[Dataset entries]:
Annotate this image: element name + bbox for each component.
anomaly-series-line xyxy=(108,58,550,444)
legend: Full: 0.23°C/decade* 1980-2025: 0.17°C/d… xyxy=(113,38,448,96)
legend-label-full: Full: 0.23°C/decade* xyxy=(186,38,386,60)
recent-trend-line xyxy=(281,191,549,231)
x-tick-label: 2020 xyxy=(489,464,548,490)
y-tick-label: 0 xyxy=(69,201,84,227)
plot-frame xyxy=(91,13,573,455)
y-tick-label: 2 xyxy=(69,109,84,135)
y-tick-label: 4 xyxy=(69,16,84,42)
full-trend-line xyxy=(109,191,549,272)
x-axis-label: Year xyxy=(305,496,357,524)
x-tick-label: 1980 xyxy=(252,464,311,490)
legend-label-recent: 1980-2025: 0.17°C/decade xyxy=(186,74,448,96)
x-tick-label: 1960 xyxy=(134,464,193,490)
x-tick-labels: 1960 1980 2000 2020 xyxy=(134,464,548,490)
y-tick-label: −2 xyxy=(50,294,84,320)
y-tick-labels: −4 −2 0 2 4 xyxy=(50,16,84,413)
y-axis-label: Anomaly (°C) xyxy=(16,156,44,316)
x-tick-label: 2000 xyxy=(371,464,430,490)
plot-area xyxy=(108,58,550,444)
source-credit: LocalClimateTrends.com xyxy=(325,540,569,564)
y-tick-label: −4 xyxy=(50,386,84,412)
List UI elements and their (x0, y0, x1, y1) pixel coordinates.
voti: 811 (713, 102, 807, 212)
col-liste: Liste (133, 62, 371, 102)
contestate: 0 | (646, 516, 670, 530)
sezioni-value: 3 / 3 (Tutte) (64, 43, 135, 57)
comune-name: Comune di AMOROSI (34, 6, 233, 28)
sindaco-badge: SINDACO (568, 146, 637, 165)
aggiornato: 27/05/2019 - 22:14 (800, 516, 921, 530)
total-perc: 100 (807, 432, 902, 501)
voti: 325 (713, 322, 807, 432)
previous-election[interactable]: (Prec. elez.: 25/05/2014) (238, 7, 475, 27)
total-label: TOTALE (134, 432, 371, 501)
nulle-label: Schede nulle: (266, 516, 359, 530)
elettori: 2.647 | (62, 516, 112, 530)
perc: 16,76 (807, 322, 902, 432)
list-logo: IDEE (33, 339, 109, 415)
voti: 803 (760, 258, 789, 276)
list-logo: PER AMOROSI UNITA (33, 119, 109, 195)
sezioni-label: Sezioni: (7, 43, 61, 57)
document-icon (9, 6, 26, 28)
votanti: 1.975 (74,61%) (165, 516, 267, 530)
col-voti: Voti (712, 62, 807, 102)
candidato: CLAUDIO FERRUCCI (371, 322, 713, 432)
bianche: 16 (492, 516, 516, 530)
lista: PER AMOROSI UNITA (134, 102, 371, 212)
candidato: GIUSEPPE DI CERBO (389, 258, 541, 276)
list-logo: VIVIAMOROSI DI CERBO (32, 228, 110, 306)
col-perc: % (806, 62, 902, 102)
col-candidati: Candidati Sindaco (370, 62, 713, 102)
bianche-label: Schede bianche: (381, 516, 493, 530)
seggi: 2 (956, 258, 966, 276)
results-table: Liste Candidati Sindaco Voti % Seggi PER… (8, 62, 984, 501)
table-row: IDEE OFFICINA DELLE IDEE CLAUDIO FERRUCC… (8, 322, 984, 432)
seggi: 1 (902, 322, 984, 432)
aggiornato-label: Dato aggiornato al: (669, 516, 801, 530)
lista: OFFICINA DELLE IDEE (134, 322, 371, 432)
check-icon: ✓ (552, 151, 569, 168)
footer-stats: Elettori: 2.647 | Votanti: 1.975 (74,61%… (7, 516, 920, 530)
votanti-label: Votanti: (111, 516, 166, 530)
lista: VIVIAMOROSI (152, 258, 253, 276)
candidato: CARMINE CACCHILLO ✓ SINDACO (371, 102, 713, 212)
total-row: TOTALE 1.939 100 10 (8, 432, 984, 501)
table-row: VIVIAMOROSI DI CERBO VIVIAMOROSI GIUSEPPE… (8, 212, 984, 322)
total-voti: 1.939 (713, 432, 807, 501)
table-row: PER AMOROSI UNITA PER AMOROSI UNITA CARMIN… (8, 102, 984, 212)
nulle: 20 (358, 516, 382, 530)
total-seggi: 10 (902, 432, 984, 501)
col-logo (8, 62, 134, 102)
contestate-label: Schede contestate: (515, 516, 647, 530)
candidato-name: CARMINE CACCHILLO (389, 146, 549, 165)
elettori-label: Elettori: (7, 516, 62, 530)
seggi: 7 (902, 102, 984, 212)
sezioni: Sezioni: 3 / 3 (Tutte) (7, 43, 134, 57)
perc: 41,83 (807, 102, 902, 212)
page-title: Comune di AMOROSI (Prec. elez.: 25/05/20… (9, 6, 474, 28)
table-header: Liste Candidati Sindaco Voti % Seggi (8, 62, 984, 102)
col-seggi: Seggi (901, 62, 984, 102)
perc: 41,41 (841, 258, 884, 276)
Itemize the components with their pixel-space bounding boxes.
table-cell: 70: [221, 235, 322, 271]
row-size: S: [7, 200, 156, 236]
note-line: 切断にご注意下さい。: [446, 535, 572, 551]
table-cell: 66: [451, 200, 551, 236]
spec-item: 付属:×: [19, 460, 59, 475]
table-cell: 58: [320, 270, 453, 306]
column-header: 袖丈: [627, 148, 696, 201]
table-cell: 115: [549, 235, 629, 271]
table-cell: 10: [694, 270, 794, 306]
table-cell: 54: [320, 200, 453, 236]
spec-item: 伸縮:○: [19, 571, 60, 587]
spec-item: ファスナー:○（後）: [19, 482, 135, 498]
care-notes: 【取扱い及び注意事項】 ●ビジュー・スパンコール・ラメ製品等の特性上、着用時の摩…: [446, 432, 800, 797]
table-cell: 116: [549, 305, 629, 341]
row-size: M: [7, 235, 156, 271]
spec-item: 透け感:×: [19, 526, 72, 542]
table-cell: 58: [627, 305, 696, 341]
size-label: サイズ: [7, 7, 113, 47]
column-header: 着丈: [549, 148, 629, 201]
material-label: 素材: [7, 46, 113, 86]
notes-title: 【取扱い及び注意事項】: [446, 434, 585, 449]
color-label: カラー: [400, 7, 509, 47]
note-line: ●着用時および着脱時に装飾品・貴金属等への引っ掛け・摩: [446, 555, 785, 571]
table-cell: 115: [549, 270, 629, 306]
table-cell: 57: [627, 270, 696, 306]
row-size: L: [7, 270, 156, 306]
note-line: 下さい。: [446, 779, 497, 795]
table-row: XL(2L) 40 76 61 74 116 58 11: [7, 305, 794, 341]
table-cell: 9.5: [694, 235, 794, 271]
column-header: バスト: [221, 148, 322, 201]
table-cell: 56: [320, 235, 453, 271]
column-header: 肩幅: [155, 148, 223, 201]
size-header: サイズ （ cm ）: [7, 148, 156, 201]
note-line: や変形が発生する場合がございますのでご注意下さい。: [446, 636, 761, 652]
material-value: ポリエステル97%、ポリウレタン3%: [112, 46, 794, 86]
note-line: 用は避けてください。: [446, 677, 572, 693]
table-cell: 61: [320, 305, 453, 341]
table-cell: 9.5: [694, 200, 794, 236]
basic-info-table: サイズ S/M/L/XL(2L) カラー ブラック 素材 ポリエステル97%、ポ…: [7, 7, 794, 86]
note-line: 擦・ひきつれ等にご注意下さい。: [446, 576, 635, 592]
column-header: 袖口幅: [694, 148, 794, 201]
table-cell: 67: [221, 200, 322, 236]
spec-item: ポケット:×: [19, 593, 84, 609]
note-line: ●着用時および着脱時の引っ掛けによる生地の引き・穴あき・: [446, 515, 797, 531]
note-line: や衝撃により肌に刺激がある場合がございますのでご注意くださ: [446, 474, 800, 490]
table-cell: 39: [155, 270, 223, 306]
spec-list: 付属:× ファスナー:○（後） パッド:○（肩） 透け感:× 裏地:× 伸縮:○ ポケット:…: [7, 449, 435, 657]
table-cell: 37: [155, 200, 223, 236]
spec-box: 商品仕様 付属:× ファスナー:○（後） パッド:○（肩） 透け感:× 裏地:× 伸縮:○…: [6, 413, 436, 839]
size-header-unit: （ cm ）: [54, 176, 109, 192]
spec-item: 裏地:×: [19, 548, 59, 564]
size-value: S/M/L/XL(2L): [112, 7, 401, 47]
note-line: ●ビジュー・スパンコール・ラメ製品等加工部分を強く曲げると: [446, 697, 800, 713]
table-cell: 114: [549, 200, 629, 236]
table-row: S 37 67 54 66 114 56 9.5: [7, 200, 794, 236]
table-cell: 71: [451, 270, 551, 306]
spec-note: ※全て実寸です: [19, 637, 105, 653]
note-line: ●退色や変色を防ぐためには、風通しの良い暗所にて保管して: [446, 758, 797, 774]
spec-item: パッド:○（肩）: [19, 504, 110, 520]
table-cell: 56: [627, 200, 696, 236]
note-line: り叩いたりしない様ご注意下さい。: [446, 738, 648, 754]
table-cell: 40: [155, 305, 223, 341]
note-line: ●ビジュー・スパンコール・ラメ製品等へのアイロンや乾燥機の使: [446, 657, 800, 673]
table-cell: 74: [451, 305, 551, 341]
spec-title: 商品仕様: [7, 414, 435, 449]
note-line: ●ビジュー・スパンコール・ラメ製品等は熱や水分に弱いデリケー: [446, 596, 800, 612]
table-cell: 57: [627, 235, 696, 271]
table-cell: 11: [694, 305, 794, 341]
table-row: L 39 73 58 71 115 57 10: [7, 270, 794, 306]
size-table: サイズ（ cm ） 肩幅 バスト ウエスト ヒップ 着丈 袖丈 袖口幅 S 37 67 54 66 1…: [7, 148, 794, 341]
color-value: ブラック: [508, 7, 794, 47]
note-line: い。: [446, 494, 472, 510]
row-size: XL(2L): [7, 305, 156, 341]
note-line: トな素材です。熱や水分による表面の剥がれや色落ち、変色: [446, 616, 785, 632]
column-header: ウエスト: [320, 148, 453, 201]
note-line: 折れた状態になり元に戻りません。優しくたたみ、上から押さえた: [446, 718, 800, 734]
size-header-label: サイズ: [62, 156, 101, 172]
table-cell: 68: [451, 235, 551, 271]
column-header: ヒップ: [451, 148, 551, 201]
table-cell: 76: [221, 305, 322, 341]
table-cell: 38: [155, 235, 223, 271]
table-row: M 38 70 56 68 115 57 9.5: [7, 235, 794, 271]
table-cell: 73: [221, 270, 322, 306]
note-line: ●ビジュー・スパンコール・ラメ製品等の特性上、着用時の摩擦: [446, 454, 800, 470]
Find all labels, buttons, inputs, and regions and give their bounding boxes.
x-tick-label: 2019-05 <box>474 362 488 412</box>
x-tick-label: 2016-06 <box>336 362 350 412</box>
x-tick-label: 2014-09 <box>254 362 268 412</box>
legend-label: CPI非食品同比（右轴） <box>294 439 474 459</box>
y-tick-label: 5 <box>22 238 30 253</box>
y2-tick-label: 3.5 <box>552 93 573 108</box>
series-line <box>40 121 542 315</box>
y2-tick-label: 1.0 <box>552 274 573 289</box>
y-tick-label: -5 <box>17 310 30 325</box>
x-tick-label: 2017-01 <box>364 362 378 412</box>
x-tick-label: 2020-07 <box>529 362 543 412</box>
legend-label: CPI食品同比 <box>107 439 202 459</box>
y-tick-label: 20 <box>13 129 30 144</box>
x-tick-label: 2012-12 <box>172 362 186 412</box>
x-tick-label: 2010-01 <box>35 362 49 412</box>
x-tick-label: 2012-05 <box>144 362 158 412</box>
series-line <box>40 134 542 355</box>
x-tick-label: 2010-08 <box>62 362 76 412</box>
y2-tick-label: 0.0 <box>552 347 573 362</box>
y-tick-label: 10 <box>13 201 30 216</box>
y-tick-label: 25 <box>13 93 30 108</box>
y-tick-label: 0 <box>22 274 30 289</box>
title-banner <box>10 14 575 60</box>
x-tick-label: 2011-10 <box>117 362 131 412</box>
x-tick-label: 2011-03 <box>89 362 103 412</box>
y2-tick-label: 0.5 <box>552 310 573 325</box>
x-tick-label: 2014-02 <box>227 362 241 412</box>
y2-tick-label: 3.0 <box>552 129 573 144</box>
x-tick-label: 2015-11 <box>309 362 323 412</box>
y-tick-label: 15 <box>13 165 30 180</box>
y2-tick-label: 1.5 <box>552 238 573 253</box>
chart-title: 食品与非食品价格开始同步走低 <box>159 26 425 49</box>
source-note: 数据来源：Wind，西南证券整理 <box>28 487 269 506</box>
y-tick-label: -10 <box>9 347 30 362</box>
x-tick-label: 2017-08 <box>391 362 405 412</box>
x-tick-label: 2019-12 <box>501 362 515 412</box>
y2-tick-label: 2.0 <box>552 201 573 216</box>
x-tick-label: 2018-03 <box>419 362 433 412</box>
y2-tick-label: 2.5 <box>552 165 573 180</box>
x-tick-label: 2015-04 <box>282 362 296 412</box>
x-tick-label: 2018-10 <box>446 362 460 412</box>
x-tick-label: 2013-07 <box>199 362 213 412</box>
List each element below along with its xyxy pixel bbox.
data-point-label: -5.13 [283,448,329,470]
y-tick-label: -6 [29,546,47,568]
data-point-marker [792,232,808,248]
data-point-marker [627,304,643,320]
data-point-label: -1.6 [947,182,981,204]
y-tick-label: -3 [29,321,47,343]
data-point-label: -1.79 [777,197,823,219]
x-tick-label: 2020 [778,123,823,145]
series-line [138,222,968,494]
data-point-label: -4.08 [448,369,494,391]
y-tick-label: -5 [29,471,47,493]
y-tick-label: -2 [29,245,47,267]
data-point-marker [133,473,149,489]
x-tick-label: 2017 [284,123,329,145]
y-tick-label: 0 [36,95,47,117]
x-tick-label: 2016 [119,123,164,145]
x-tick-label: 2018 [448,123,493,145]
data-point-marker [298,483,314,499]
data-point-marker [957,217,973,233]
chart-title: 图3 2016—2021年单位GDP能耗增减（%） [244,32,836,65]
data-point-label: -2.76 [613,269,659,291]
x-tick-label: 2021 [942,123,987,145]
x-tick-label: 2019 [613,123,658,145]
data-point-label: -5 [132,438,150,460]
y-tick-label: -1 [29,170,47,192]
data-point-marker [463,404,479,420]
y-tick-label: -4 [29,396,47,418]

[Task details]:
Update the entries from the very first line through the line containing "x-tick-label: 1960 xyxy=(134,464,193,490)" by changing "plot-frame" to "chart-border", and leave everything else unchanged.

[Final result]:
Annotate this image: element name + bbox for each component.
anomaly-series-line xyxy=(108,58,550,444)
legend: Full: 0.23°C/decade* 1980-2025: 0.17°C/d… xyxy=(113,38,448,96)
legend-label-full: Full: 0.23°C/decade* xyxy=(186,38,386,60)
recent-trend-line xyxy=(281,191,549,231)
x-tick-label: 2020 xyxy=(489,464,548,490)
y-tick-label: 0 xyxy=(69,201,84,227)
chart-border xyxy=(91,13,573,455)
y-tick-label: 2 xyxy=(69,109,84,135)
y-tick-label: 4 xyxy=(69,16,84,42)
full-trend-line xyxy=(109,191,549,272)
x-axis-label: Year xyxy=(305,496,357,524)
x-tick-label: 1980 xyxy=(252,464,311,490)
legend-label-recent: 1980-2025: 0.17°C/decade xyxy=(186,74,448,96)
x-tick-label: 1960 xyxy=(134,464,193,490)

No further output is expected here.